* THE REQUEST *
Find how many lines in the material contain "Таблица"; your answer should be that number alone.

____

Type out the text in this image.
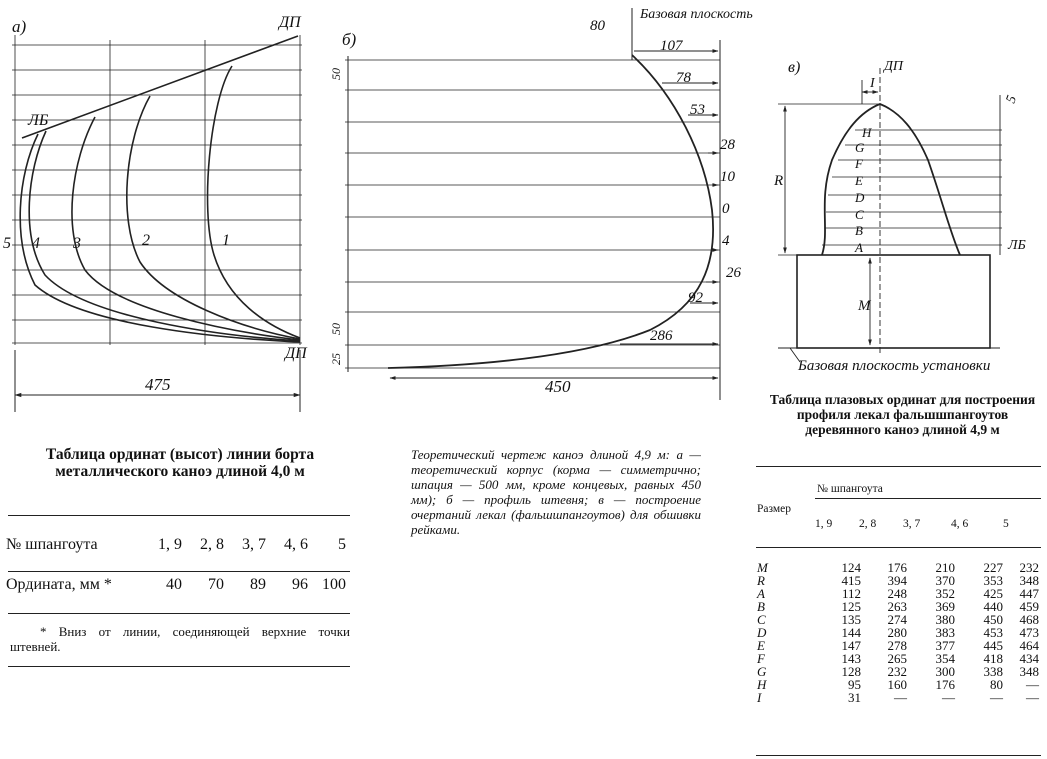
а)	ДП
ДП
ЛБ
1
2
3
4
5
475
б)
Базовая плоскость
80
107
78
53
28
10
0
4
26
92
286
50
50
25
450
в)	ДП
I
R
M
5
ЛБ
H
G
F
E
D
C
B
A
Базовая плоскость установки
Таблица ординат (высот) линии борта металлического каноэ длиной 4,0 м
№ шпангоута	1, 9	2, 8	3, 7	4, 6	5

Ордината, мм *	40	70	89	96	100
* Вниз от линии, соединяющей верхние точки штевней.
Теоретический чертеж каноэ длиной 4,9 м: а — теоретический корпус (корма — симметрично; шпация — 500 мм, кроме концевых, равных 450 мм); б — профиль штевня; в — построение очертаний лекал (фальшшпангоутов) для обшивки рейками.
Таблица плазовых ординат для построения профиля лекал фальшшпангоутов деревянного каноэ длиной 4,9 м
Размер
№ шпангоута
	1, 9	2, 8	3, 7	4, 6	5
M	124	176	210	227	232
R	415	394	370	353	348
A	112	248	352	425	447
B	125	263	369	440	459
C	135	274	380	450	468
D	144	280	383	453	473
E	147	278	377	445	464
F	143	265	354	418	434
G	128	232	300	338	348
H	95	160	176	80	—
I	31	—	—	—	—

____

* RESULT OF THE EXERCISE *
2